▶ _Provided information_:
########

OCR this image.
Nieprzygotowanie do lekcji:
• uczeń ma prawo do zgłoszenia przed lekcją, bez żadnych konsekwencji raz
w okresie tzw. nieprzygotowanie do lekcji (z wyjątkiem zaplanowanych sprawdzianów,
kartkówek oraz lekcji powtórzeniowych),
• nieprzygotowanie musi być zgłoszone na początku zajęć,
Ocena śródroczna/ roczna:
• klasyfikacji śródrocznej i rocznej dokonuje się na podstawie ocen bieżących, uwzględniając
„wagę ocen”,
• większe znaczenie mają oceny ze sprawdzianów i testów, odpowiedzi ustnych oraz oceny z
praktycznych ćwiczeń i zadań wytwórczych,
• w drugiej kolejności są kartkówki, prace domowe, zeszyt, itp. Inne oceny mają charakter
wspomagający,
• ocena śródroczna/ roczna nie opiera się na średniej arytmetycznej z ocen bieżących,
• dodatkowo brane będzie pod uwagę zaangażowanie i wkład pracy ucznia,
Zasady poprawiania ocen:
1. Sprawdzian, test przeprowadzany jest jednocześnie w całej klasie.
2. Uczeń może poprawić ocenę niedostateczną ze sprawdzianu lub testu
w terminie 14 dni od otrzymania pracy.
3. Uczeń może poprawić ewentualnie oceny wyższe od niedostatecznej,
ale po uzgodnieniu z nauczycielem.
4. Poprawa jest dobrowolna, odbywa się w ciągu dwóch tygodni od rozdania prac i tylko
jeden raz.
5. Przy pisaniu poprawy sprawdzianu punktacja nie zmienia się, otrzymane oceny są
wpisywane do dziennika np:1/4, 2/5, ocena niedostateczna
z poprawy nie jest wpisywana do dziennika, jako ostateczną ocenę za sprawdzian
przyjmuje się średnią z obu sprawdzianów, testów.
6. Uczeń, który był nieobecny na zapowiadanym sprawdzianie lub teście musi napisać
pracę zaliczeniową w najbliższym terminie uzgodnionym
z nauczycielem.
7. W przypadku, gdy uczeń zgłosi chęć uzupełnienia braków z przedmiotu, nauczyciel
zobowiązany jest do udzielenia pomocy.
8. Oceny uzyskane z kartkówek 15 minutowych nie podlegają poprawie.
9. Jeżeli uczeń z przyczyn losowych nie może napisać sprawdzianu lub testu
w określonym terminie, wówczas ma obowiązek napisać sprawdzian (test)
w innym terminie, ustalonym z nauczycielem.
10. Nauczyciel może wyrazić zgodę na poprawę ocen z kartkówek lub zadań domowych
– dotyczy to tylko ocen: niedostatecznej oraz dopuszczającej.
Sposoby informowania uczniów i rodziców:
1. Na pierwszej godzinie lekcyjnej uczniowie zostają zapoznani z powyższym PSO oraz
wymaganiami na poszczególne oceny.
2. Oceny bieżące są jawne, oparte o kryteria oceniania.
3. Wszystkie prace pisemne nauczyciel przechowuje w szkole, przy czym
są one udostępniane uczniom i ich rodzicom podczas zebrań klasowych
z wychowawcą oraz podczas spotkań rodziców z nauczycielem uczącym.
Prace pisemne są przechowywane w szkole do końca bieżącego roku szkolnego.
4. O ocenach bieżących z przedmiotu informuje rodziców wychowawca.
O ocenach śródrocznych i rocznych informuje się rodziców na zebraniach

########

▶ _Directions_:
Repeat the listing in full, keeping every line exactly as it is.

▶ _Full solution_:
OCR this image.
Nieprzygotowanie do lekcji:
• uczeń ma prawo do zgłoszenia przed lekcją, bez żadnych konsekwencji raz
w okresie tzw. nieprzygotowanie do lekcji (z wyjątkiem zaplanowanych sprawdzianów,
kartkówek oraz lekcji powtórzeniowych),
• nieprzygotowanie musi być zgłoszone na początku zajęć,
Ocena śródroczna/ roczna:
• klasyfikacji śródrocznej i rocznej dokonuje się na podstawie ocen bieżących, uwzględniając
„wagę ocen”,
• większe znaczenie mają oceny ze sprawdzianów i testów, odpowiedzi ustnych oraz oceny z
praktycznych ćwiczeń i zadań wytwórczych,
• w drugiej kolejności są kartkówki, prace domowe, zeszyt, itp. Inne oceny mają charakter
wspomagający,
• ocena śródroczna/ roczna nie opiera się na średniej arytmetycznej z ocen bieżących,
• dodatkowo brane będzie pod uwagę zaangażowanie i wkład pracy ucznia,
Zasady poprawiania ocen:
1. Sprawdzian, test przeprowadzany jest jednocześnie w całej klasie.
2. Uczeń może poprawić ocenę niedostateczną ze sprawdzianu lub testu
w terminie 14 dni od otrzymania pracy.
3. Uczeń może poprawić ewentualnie oceny wyższe od niedostatecznej,
ale po uzgodnieniu z nauczycielem.
4. Poprawa jest dobrowolna, odbywa się w ciągu dwóch tygodni od rozdania prac i tylko
jeden raz.
5. Przy pisaniu poprawy sprawdzianu punktacja nie zmienia się, otrzymane oceny są
wpisywane do dziennika np:1/4, 2/5, ocena niedostateczna
z poprawy nie jest wpisywana do dziennika, jako ostateczną ocenę za sprawdzian
przyjmuje się średnią z obu sprawdzianów, testów.
6. Uczeń, który był nieobecny na zapowiadanym sprawdzianie lub teście musi napisać
pracę zaliczeniową w najbliższym terminie uzgodnionym
z nauczycielem.
7. W przypadku, gdy uczeń zgłosi chęć uzupełnienia braków z przedmiotu, nauczyciel
zobowiązany jest do udzielenia pomocy.
8. Oceny uzyskane z kartkówek 15 minutowych nie podlegają poprawie.
9. Jeżeli uczeń z przyczyn losowych nie może napisać sprawdzianu lub testu
w określonym terminie, wówczas ma obowiązek napisać sprawdzian (test)
w innym terminie, ustalonym z nauczycielem.
10. Nauczyciel może wyrazić zgodę na poprawę ocen z kartkówek lub zadań domowych
– dotyczy to tylko ocen: niedostatecznej oraz dopuszczającej.
Sposoby informowania uczniów i rodziców:
1. Na pierwszej godzinie lekcyjnej uczniowie zostają zapoznani z powyższym PSO oraz
wymaganiami na poszczególne oceny.
2. Oceny bieżące są jawne, oparte o kryteria oceniania.
3. Wszystkie prace pisemne nauczyciel przechowuje w szkole, przy czym
są one udostępniane uczniom i ich rodzicom podczas zebrań klasowych
z wychowawcą oraz podczas spotkań rodziców z nauczycielem uczącym.
Prace pisemne są przechowywane w szkole do końca bieżącego roku szkolnego.
4. O ocenach bieżących z przedmiotu informuje rodziców wychowawca.
O ocenach śródrocznych i rocznych informuje się rodziców na zebraniach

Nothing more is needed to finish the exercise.